** EXCERPT **
---

OK, and like your suggestion above, I'll put that in a separate code
motion patch.

>> +    }
>> +
>> +    int fcntl_flags = O_APPEND | O_ASYNC | O_NONBLOCK;
>> +#ifdef O_NOATIME
>> +    fcntl_flags |= O_NOATIME;
>> +#endif
>> +    if ((raw_s->open_flags & ~fcntl_flags) == (s->open_flags & ~fcntl_flags)) {
>> +        /* dup the original fd */
>> +        /* TODO: use qemu fcntl wrapper */
>> +        raw_s->fd = fcntl(s->fd, F_DUPFD_CLOEXEC, 0);
>> +        if (raw_s->fd == -1) {
>> +            ret = -1;
>> +            goto error;
>> +        }
>> +        ret = fcntl_setfl(raw_s->fd, raw_s->open_flags);
>> +    } else {
>> +        raw_s->fd = qemu_open(state->bs->filename, raw_s->open_flags, 0644);
>> +        if (raw_s->fd == -1) {
>> +            ret = -1;
>> +        }
> 
> Ignoring this part for now, with qemu_dup_flags() it's going to look a
> bit different. In particular, I'm hoping that we don't get a second
> fcntl_flags enumeration here, but can just fall back to qemu_open()
> whenever qemu_dup_flags() fails.

That will require modification to qemu_dup_flags()... I believe
qemu_dup_flags() silently filters out fcntl incompatible flags.

Maybe it would be best to create a small helper function in osdep.c, that
fetches the fcntl_flags.  Then qemu_dup_flags() and this function would
use the same helper to fetch fcntl_flags.  The results of that would
determine if we call qemu_dup_flags() or qemu_open().

Although, I do think it makes sense to always try qemu_open() if
qemu_dup_flags() fails for some reason.

> 
> If we do need to keep fcntl_flags here, we'll probably want to add
> O_DIRECT to it.
> 

>> +    }
>> +error:
>> +    return ret;
>> +}
>> +
>> +
>> +static void raw_reopen_commit(BDRVReopenState *state)
>> +{
>> +    BDRVRawReopenState *raw_s = state->opaque;
>> +    BDRVRawState *s = state->bs->opaque;
>> +
>> +    if (raw_s->aligned_buf != NULL) {
>> +        if (s->aligned_buf) {
>> +            qemu_vfree(s->aligned_buf);
>> +        }
>> +        s->aligned_buf      = raw_s->aligned_buf;
>> +        s->aligned_buf_size = raw_s->aligned_buf_size;
>> +    }
>> +
>> +    s->open_flags = raw_s->open_flags;
>> +
>> +    close(s->fd);
>> +    s->fd = raw_s->fd;
>> +
>> +    g_free(state->opaque);
>> +    state->opaque = NULL;
>> +}
> 
> I think s->use_aio must be changed as well, it depends on
> BDRV_O_NOCACHE. Maybe we even need to do it in prepare, laio_init() may
> need to be called.

---

** COLLECTED MATERIAL **

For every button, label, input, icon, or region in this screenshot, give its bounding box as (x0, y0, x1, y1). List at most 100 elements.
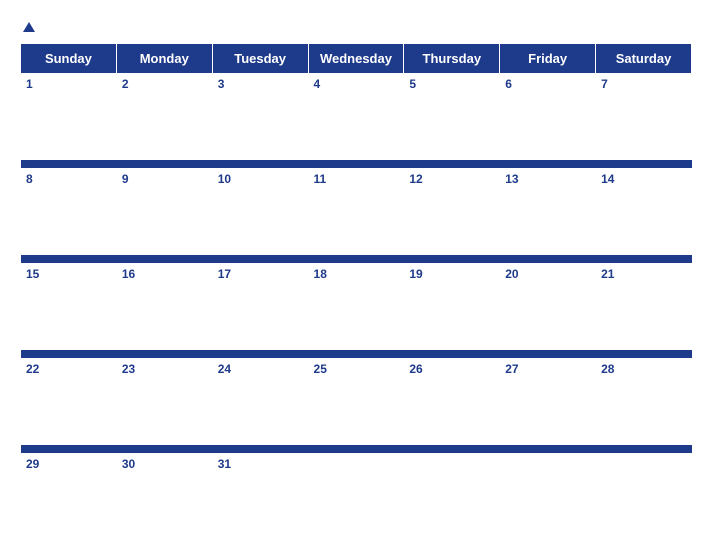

---

** WHAT NEEDS TO BE DONE **
Can you reproduce the patch review above from "That will require" to "qemu_dup_flags() or qemu_open().", word for word?

** PROBLEM SOLUTION **
That will require modification to qemu_dup_flags()... I believe
qemu_dup_flags() silently filters out fcntl incompatible flags.

Maybe it would be best to create a small helper function in osdep.c, that
fetches the fcntl_flags.  Then qemu_dup_flags() and this function would
use the same helper to fetch fcntl_flags.  The results of that would
determine if we call qemu_dup_flags() or qemu_open().